### [TASK DESCRIPTION]
Identify every line in the records below that contains the word "JSON", and copy each of those lines.

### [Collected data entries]
------------------------------
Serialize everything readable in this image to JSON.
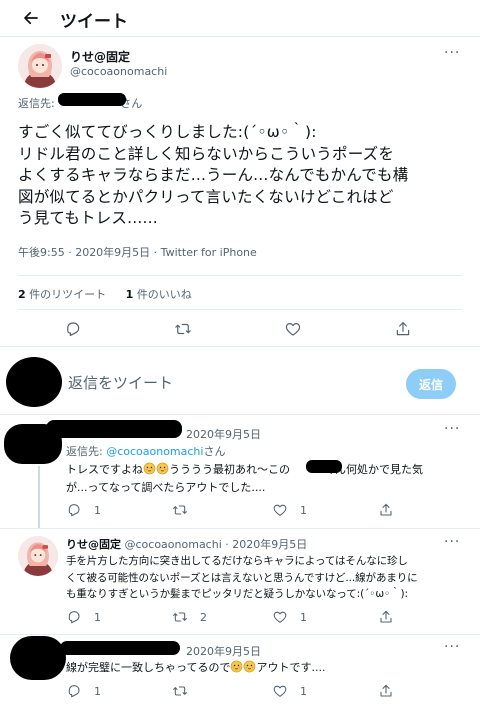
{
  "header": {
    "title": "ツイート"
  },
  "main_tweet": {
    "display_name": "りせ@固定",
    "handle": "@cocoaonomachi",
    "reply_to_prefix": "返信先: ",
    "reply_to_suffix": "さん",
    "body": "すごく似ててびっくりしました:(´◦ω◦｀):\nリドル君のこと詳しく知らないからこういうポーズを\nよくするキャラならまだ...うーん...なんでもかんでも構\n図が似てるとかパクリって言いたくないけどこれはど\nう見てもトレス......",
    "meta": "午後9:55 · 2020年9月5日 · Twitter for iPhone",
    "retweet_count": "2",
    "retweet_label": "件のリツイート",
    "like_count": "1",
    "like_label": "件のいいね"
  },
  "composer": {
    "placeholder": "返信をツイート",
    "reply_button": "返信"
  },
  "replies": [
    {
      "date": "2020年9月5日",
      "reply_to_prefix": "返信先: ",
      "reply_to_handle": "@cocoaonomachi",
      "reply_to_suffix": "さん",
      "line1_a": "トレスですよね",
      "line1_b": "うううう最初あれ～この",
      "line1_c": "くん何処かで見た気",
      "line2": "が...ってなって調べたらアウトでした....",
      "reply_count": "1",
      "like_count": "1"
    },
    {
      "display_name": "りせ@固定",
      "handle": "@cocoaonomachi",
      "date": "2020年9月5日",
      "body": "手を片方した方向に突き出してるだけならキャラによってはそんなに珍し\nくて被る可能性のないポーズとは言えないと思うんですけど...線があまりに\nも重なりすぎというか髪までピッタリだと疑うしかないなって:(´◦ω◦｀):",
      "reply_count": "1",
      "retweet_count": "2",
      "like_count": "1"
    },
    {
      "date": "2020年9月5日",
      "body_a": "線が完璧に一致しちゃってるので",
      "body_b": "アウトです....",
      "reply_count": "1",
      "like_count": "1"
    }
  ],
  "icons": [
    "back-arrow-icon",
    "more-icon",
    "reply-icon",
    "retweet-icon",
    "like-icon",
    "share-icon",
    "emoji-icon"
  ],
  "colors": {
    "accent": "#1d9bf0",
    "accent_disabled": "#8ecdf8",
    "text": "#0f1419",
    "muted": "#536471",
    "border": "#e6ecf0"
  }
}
------------------------------
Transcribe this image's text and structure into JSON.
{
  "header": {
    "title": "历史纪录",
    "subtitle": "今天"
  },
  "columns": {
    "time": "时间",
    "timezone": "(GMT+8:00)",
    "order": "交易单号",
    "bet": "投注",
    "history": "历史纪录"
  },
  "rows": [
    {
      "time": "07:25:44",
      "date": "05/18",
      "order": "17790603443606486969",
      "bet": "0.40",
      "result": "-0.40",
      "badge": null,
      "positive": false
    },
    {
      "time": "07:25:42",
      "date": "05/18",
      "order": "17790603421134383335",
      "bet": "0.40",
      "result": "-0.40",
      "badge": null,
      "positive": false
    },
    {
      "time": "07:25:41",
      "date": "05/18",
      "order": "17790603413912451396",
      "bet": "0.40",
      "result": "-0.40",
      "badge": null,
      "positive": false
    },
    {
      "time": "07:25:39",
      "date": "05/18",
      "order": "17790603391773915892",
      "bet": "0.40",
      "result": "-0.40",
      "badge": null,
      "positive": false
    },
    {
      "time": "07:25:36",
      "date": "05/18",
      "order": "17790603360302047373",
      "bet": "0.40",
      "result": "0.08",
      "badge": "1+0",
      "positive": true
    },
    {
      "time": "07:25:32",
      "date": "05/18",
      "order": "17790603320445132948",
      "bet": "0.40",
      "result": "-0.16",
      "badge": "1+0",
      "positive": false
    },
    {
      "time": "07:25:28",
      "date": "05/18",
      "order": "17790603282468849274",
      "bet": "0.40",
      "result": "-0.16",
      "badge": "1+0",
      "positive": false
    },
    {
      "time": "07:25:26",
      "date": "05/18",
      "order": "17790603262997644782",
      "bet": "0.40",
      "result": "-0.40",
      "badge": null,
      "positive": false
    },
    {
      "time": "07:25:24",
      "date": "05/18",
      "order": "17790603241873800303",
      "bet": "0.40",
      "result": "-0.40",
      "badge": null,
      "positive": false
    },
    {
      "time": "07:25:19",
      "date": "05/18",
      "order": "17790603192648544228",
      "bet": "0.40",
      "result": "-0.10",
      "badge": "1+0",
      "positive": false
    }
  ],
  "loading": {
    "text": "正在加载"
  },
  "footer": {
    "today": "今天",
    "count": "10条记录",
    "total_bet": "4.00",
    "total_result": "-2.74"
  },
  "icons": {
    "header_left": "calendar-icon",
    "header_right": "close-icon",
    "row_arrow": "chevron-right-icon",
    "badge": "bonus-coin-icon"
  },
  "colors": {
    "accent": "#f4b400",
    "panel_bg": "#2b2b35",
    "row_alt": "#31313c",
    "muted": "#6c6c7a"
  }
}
------------------------------
### [CORRECT RESULT]
Serialize everything readable in this image to JSON.
Transcribe this image's text and structure into JSON.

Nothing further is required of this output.